= PROBLEM DETAILS =
Extract all lines that hold the string "spinach".

begin MATERIAL FOR THIS TASK

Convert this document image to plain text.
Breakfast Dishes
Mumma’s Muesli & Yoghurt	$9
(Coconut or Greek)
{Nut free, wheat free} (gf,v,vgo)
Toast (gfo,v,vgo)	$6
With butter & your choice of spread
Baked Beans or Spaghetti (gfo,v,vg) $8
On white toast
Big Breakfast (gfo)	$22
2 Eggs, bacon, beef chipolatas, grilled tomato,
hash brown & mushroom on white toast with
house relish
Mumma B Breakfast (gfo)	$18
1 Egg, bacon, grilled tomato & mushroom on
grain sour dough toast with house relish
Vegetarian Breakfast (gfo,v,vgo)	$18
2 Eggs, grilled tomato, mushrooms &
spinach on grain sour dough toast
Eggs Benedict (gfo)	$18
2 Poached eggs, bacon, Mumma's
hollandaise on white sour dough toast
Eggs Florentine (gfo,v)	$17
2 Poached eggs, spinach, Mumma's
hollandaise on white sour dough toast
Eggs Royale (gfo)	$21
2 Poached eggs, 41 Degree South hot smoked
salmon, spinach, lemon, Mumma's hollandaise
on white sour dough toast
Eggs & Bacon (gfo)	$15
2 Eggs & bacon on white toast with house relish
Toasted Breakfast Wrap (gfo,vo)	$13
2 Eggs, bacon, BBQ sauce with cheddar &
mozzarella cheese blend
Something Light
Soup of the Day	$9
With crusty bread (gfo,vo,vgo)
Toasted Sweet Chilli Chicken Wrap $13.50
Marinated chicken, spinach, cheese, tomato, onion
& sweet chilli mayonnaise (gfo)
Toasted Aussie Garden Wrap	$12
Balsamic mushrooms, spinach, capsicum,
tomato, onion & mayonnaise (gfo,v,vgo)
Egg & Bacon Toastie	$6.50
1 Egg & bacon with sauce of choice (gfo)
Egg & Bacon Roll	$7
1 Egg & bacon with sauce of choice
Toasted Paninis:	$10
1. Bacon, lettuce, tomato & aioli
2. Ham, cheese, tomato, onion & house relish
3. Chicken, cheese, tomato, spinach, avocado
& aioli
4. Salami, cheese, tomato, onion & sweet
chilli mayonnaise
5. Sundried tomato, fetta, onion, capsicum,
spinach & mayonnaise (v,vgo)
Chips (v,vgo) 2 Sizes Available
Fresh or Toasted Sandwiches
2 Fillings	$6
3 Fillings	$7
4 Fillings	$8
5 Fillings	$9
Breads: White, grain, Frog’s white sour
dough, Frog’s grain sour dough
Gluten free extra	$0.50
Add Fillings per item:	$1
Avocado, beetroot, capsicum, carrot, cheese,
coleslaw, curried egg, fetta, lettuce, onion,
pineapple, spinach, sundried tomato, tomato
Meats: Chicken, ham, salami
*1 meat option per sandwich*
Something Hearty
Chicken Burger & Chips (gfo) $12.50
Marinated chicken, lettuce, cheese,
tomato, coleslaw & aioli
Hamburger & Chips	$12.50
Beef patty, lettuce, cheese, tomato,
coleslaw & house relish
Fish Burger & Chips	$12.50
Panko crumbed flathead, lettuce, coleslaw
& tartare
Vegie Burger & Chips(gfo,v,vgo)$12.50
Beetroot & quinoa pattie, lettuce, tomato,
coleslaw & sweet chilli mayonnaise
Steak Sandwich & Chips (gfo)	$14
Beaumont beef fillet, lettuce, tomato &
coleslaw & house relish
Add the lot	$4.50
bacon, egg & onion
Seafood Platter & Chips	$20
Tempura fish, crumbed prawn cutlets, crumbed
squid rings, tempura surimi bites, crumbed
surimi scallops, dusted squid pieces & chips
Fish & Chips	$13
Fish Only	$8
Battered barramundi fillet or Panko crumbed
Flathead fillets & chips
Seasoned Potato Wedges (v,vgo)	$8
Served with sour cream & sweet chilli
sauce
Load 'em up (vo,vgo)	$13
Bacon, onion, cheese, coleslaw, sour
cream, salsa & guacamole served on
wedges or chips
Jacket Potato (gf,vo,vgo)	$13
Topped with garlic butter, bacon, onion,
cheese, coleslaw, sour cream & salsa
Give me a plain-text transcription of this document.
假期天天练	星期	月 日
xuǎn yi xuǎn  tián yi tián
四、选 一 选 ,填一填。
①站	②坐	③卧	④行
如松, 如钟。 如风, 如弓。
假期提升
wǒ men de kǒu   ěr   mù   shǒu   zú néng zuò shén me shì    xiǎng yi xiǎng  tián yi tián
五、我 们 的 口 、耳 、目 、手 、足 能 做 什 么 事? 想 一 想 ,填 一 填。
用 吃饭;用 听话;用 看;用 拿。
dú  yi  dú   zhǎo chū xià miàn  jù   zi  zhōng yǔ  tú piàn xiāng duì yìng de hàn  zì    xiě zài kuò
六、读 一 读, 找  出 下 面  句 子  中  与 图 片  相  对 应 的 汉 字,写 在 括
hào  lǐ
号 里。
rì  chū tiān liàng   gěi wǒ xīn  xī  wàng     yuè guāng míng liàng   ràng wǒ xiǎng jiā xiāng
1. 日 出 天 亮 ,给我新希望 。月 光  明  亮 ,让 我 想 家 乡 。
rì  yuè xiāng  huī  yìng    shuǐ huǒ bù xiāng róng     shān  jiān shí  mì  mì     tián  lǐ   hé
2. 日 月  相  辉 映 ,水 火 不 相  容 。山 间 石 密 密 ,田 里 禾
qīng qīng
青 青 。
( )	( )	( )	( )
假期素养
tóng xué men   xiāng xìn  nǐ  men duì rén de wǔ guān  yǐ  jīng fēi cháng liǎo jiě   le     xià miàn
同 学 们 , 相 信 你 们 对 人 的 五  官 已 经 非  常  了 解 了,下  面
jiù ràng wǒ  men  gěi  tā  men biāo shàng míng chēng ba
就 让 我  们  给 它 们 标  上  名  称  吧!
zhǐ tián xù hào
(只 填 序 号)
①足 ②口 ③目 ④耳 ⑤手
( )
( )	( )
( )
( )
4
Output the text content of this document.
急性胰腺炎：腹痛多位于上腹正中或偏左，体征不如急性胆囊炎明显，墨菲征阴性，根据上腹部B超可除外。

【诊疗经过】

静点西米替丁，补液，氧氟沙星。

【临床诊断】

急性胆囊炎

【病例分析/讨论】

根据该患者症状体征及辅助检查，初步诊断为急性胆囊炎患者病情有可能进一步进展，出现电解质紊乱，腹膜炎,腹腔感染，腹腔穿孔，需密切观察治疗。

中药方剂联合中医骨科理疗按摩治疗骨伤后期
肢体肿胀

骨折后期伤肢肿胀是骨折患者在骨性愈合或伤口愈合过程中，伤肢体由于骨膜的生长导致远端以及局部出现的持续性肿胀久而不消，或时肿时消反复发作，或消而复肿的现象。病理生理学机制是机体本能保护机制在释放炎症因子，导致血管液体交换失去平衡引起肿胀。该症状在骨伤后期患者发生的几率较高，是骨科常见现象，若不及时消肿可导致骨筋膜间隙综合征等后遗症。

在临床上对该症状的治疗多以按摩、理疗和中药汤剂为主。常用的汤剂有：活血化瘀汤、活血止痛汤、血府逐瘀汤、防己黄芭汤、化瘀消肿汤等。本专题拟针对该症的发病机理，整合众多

end MATERIAL FOR THIS TASK

= ANSWER IN FULL =
spinach on grain sour dough toast
2 Poached eggs, spinach, Mumma's
salmon, spinach, lemon, Mumma's hollandaise
Marinated chicken, spinach, cheese, tomato, onion
Balsamic mushrooms, spinach, capsicum,
3. Chicken, cheese, tomato, spinach, avocado
spinach & mayonnaise (v,vgo)
pineapple, spinach, sundried tomato, tomato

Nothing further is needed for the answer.